JOB: State how many lines of the entries hold the string "muffin", and nothing more.

DATASET EXTRACT:

┌──

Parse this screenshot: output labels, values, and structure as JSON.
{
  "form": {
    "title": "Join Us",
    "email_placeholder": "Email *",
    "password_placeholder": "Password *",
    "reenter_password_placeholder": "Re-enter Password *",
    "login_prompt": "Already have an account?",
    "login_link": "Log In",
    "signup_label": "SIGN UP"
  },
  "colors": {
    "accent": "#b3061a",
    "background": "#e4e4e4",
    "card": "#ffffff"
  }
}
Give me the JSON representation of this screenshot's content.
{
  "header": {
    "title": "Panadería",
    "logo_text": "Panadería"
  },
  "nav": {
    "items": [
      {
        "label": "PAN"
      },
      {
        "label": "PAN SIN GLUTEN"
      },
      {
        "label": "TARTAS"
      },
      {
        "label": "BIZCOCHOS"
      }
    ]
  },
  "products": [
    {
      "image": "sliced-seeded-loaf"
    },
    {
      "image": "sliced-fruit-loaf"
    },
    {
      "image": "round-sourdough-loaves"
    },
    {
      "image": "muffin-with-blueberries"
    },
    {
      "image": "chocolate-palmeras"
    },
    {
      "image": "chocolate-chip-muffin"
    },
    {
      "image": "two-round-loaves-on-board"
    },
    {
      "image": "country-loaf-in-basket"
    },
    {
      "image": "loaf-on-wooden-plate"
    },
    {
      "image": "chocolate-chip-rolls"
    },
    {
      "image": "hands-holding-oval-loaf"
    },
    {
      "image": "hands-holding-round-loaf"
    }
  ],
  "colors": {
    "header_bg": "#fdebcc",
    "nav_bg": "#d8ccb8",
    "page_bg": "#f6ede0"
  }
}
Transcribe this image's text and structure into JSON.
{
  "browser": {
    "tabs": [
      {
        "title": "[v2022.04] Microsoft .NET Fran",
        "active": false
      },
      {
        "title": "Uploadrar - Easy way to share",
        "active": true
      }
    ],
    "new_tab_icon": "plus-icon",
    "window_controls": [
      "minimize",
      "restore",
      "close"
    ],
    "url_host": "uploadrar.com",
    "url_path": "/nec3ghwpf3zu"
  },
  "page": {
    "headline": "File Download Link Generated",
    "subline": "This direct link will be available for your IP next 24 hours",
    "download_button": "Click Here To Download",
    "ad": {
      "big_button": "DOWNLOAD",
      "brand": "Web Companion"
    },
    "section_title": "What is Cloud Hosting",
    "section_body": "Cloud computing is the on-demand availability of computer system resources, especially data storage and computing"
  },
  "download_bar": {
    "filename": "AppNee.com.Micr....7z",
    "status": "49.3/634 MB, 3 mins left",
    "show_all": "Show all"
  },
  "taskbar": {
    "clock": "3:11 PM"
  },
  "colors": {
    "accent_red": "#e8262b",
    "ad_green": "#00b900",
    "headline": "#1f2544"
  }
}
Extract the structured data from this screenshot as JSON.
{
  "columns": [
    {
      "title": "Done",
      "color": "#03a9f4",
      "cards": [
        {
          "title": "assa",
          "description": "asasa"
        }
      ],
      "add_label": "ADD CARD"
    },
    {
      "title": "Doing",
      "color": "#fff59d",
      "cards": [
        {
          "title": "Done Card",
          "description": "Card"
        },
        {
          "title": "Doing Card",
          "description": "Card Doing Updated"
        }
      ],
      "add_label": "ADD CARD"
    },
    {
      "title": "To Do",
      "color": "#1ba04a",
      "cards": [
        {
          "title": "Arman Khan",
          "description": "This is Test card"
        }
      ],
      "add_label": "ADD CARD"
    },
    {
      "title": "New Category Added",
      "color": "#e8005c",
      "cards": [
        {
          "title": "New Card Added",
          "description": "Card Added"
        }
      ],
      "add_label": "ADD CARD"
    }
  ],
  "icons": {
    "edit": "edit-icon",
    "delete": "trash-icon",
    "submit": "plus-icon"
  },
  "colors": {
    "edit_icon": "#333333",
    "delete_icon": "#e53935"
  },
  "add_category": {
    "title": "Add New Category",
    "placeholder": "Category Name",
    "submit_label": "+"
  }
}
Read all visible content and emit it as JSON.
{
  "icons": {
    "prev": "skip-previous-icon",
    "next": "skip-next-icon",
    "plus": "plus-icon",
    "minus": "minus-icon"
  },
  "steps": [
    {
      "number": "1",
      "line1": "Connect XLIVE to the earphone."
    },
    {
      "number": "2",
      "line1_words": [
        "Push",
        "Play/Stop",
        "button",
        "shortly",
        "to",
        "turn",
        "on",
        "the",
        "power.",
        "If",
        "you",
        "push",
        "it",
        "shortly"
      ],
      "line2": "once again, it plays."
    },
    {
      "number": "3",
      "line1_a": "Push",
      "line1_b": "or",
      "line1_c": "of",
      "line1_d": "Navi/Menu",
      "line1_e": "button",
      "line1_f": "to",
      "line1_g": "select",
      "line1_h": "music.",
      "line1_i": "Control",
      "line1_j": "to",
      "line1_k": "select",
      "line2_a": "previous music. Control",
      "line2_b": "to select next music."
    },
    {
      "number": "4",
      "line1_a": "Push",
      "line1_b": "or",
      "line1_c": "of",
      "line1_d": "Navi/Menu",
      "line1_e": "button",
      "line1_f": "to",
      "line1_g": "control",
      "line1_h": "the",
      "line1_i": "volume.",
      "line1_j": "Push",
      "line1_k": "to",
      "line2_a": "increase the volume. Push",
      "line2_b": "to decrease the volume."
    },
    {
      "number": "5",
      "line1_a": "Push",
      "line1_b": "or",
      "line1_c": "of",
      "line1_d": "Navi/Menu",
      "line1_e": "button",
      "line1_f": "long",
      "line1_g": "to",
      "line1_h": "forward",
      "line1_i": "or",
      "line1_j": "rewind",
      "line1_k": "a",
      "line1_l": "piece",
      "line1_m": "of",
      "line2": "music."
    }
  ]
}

└──

WORKED ANSWER: 2